Dataset entries:
□ □ □ □

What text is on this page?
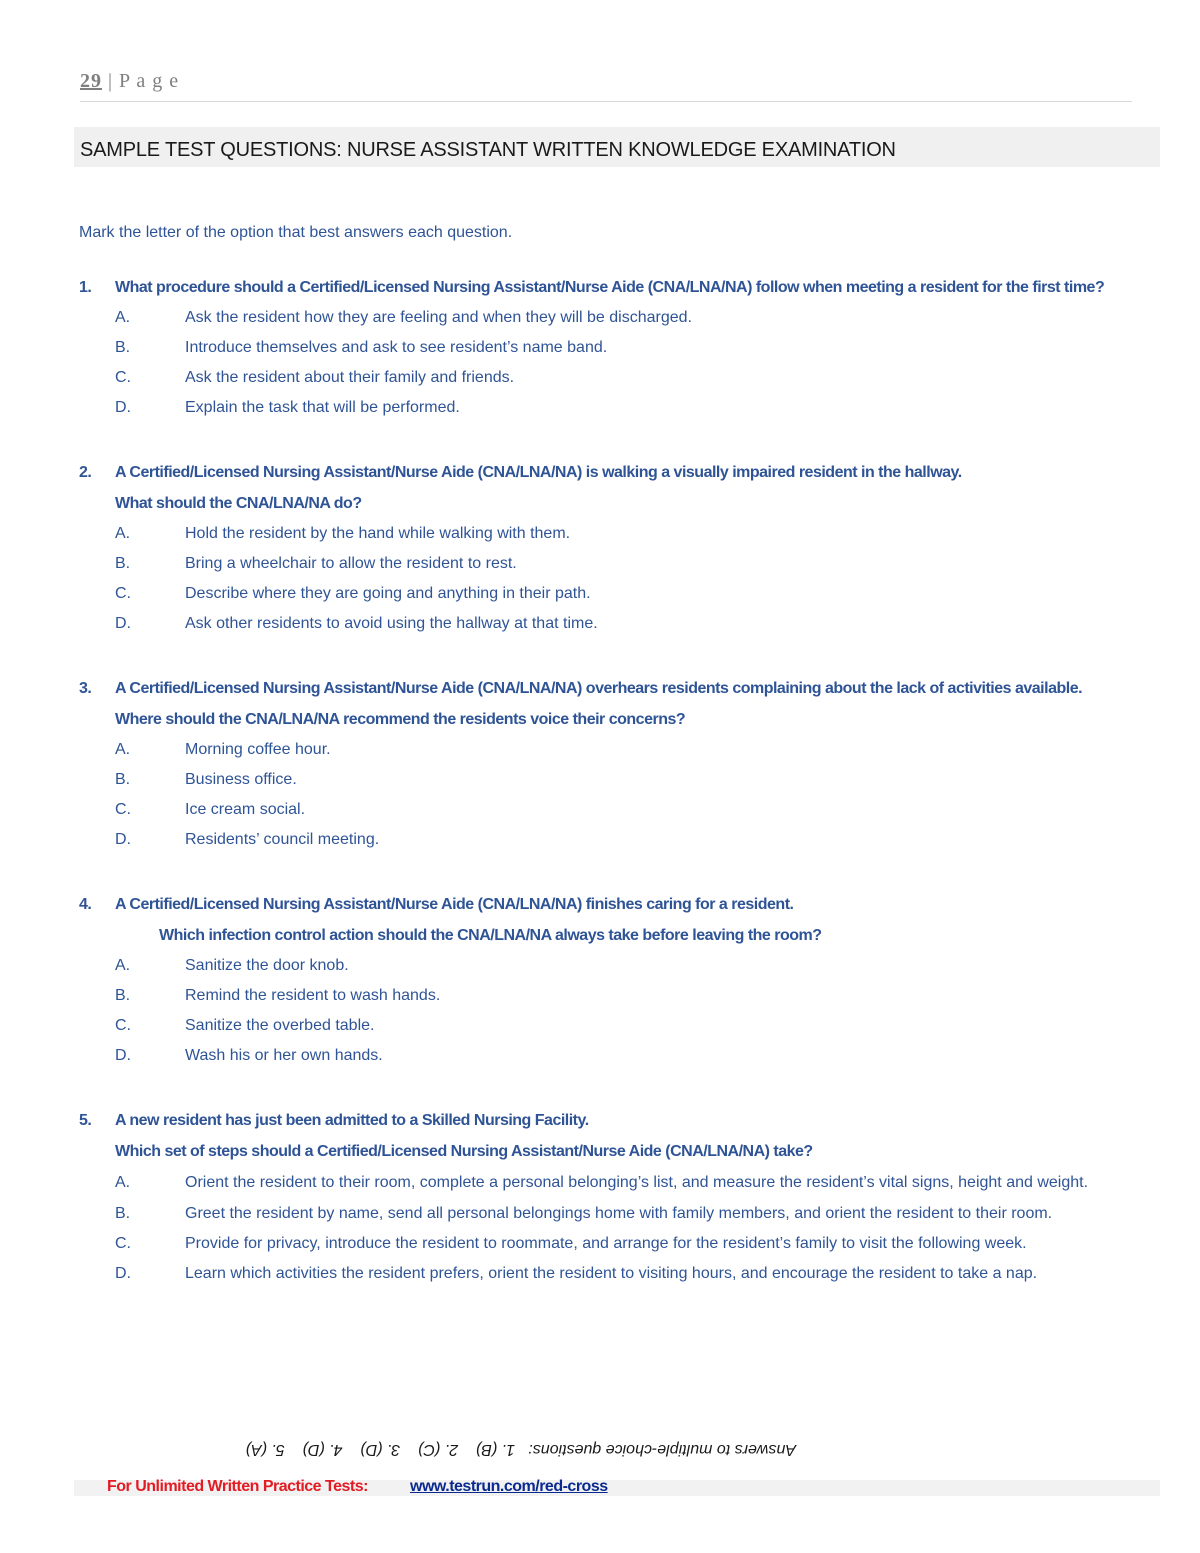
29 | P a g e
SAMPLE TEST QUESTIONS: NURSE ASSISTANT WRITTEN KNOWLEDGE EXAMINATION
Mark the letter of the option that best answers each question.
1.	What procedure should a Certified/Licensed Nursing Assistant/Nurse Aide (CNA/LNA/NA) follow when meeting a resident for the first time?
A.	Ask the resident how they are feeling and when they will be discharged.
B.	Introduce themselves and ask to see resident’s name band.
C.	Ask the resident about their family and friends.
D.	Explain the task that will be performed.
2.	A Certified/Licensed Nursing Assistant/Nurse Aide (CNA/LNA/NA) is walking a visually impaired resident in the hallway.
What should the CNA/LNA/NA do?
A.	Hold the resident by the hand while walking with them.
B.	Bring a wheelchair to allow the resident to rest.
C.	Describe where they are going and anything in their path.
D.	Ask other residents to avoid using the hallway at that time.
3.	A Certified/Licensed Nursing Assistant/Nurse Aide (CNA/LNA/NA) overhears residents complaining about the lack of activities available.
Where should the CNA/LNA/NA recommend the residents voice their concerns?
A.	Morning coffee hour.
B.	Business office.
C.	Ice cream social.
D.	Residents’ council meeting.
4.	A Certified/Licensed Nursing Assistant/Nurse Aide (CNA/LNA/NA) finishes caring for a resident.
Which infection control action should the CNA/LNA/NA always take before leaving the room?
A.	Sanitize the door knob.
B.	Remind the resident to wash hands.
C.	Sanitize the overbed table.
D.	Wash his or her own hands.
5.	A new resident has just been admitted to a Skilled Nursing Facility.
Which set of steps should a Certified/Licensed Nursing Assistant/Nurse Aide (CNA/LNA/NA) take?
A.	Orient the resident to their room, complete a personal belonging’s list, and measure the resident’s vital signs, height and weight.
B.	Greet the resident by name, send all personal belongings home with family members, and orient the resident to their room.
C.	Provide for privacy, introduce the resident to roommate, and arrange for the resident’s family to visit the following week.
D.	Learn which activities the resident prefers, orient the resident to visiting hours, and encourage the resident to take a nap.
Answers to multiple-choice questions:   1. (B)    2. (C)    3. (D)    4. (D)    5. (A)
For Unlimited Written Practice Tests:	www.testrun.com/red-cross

□ □ □ □

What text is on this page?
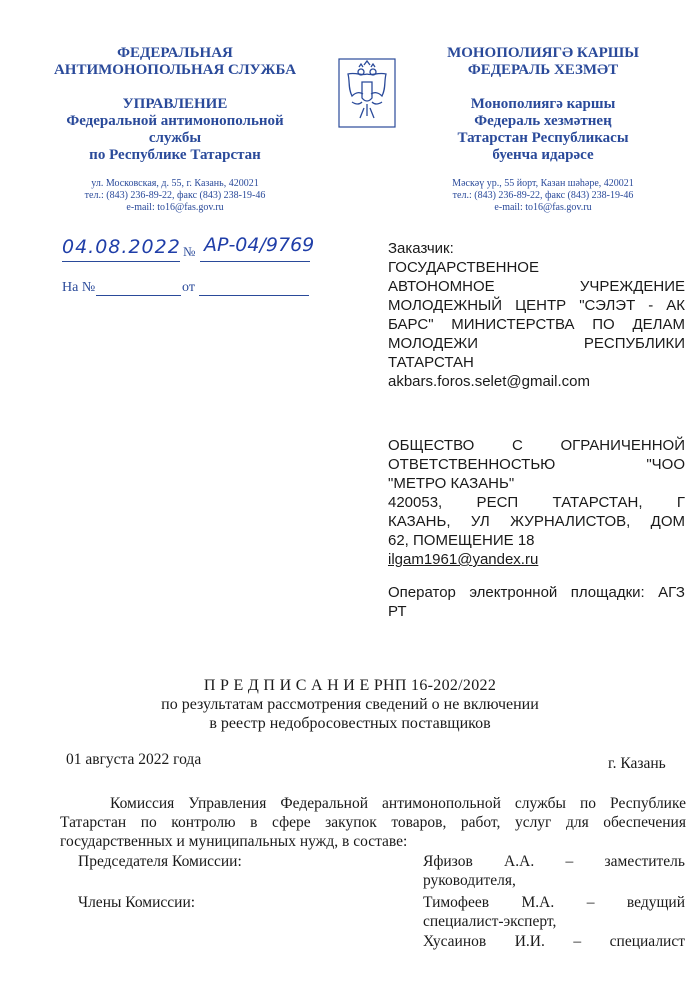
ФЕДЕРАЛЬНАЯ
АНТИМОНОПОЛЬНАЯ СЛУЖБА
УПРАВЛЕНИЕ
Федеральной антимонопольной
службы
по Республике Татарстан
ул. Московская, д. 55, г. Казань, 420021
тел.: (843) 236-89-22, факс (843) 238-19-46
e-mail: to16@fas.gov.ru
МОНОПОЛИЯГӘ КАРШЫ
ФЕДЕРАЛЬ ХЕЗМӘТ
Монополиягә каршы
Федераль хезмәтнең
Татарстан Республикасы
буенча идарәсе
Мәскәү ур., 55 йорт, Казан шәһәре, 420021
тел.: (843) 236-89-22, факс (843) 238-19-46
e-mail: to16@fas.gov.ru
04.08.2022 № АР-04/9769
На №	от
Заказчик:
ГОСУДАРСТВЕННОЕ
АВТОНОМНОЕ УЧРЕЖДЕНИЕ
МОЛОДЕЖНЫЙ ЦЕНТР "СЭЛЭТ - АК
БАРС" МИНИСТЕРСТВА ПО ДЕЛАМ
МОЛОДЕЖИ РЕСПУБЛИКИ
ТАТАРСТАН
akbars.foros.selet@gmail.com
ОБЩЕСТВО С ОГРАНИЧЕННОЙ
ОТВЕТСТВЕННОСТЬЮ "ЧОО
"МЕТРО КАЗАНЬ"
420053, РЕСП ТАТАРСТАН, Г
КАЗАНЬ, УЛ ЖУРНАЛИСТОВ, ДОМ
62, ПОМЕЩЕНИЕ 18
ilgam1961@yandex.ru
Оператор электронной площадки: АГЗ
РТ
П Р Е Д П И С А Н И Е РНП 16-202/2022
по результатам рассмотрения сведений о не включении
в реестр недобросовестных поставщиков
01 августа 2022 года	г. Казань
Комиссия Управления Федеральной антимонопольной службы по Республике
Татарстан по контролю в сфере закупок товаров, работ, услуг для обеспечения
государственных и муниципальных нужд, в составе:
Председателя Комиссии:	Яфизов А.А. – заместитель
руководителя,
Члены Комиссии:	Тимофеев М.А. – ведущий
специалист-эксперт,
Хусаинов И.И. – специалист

□ □ □ □

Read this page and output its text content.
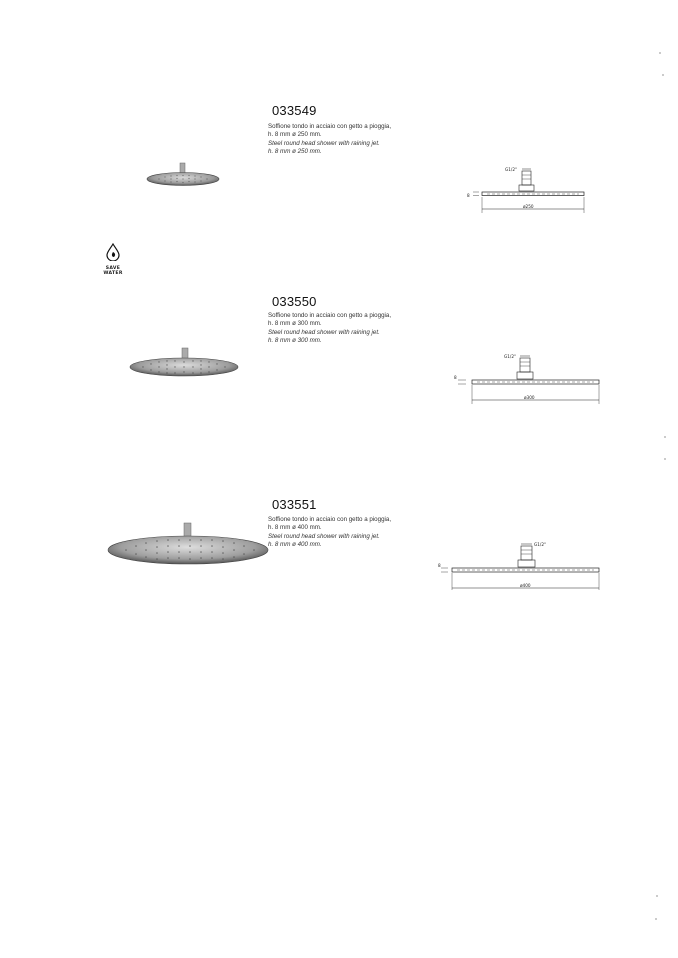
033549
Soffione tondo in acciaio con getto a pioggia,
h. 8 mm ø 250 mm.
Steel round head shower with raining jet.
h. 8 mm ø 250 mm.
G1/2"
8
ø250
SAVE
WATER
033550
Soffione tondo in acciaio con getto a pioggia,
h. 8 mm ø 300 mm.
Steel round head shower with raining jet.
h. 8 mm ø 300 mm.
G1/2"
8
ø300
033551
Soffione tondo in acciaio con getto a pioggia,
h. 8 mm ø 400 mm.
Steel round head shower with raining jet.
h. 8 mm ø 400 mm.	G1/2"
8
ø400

□ □ □ □

Written exercise: Identify every line above with the string "What" in it. Copy those lines.

Task solution:
What text is on this page?
1.	What procedure should a Certified/Licensed Nursing Assistant/Nurse Aide (CNA/LNA/NA) follow when meeting a resident for the first time?
What should the CNA/LNA/NA do?
What text is on this page?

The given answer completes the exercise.